Each record is to be printed again precisely as it reads.

----------

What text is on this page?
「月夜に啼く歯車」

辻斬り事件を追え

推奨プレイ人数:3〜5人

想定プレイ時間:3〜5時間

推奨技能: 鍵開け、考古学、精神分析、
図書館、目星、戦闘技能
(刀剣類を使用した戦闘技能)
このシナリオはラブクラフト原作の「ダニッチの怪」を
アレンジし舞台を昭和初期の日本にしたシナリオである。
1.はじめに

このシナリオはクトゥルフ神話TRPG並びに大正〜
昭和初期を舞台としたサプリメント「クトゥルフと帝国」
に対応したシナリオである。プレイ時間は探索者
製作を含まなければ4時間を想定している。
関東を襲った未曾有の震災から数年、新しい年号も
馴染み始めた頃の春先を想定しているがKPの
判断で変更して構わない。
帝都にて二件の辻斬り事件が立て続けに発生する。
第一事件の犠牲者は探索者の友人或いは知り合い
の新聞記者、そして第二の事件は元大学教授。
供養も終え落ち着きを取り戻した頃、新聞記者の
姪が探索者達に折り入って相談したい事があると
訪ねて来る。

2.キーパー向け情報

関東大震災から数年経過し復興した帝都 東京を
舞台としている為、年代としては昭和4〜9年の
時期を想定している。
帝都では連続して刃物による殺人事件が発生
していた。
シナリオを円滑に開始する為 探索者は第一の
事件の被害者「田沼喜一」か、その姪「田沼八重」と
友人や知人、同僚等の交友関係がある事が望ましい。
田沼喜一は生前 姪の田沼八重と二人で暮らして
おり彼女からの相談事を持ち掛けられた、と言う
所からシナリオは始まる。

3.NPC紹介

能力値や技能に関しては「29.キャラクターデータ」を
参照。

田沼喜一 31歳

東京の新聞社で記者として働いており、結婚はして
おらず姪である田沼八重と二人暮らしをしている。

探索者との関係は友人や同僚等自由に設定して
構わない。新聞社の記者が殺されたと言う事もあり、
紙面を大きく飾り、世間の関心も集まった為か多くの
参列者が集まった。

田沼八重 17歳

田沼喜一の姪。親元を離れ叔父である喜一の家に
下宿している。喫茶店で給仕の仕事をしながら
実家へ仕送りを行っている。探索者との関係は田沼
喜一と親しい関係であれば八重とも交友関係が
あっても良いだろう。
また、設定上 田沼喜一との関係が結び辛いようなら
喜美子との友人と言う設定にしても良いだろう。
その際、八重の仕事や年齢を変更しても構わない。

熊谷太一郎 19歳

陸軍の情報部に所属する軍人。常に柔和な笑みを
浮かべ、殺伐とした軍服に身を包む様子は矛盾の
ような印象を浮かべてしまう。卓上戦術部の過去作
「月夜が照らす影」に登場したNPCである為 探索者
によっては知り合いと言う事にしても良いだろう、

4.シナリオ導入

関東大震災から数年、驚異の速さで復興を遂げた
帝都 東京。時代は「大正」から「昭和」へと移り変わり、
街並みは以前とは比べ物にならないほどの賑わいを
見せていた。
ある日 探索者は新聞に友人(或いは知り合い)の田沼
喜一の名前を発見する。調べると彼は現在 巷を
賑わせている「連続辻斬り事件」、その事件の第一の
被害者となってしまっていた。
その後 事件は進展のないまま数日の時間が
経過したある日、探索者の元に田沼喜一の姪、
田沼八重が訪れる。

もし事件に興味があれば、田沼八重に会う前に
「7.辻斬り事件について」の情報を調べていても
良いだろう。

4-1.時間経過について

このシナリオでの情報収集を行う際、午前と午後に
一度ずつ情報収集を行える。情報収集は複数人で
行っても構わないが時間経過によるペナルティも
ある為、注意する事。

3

----------

PROBLEM SOLUTION:
What text is on this page?
「月夜に啼く歯車」

辻斬り事件を追え

推奨プレイ人数:3〜5人

想定プレイ時間:3〜5時間

推奨技能: 鍵開け、考古学、精神分析、
図書館、目星、戦闘技能
(刀剣類を使用した戦闘技能)
このシナリオはラブクラフト原作の「ダニッチの怪」を
アレンジし舞台を昭和初期の日本にしたシナリオである。
1.はじめに

このシナリオはクトゥルフ神話TRPG並びに大正〜
昭和初期を舞台としたサプリメント「クトゥルフと帝国」
に対応したシナリオである。プレイ時間は探索者
製作を含まなければ4時間を想定している。
関東を襲った未曾有の震災から数年、新しい年号も
馴染み始めた頃の春先を想定しているがKPの
判断で変更して構わない。
帝都にて二件の辻斬り事件が立て続けに発生する。
第一事件の犠牲者は探索者の友人或いは知り合い
の新聞記者、そして第二の事件は元大学教授。
供養も終え落ち着きを取り戻した頃、新聞記者の
姪が探索者達に折り入って相談したい事があると
訪ねて来る。

2.キーパー向け情報

関東大震災から数年経過し復興した帝都 東京を
舞台としている為、年代としては昭和4〜9年の
時期を想定している。
帝都では連続して刃物による殺人事件が発生
していた。
シナリオを円滑に開始する為 探索者は第一の
事件の被害者「田沼喜一」か、その姪「田沼八重」と
友人や知人、同僚等の交友関係がある事が望ましい。
田沼喜一は生前 姪の田沼八重と二人で暮らして
おり彼女からの相談事を持ち掛けられた、と言う
所からシナリオは始まる。

3.NPC紹介

能力値や技能に関しては「29.キャラクターデータ」を
参照。

田沼喜一 31歳

東京の新聞社で記者として働いており、結婚はして
おらず姪である田沼八重と二人暮らしをしている。

探索者との関係は友人や同僚等自由に設定して
構わない。新聞社の記者が殺されたと言う事もあり、
紙面を大きく飾り、世間の関心も集まった為か多くの
参列者が集まった。

田沼八重 17歳

田沼喜一の姪。親元を離れ叔父である喜一の家に
下宿している。喫茶店で給仕の仕事をしながら
実家へ仕送りを行っている。探索者との関係は田沼
喜一と親しい関係であれば八重とも交友関係が
あっても良いだろう。
また、設定上 田沼喜一との関係が結び辛いようなら
喜美子との友人と言う設定にしても良いだろう。
その際、八重の仕事や年齢を変更しても構わない。

熊谷太一郎 19歳

陸軍の情報部に所属する軍人。常に柔和な笑みを
浮かべ、殺伐とした軍服に身を包む様子は矛盾の
ような印象を浮かべてしまう。卓上戦術部の過去作
「月夜が照らす影」に登場したNPCである為 探索者
によっては知り合いと言う事にしても良いだろう、

4.シナリオ導入

関東大震災から数年、驚異の速さで復興を遂げた
帝都 東京。時代は「大正」から「昭和」へと移り変わり、
街並みは以前とは比べ物にならないほどの賑わいを
見せていた。
ある日 探索者は新聞に友人(或いは知り合い)の田沼
喜一の名前を発見する。調べると彼は現在 巷を
賑わせている「連続辻斬り事件」、その事件の第一の
被害者となってしまっていた。
その後 事件は進展のないまま数日の時間が
経過したある日、探索者の元に田沼喜一の姪、
田沼八重が訪れる。

もし事件に興味があれば、田沼八重に会う前に
「7.辻斬り事件について」の情報を調べていても
良いだろう。

4-1.時間経過について

このシナリオでの情報収集を行う際、午前と午後に
一度ずつ情報収集を行える。情報収集は複数人で
行っても構わないが時間経過によるペナルティも
ある為、注意する事。

3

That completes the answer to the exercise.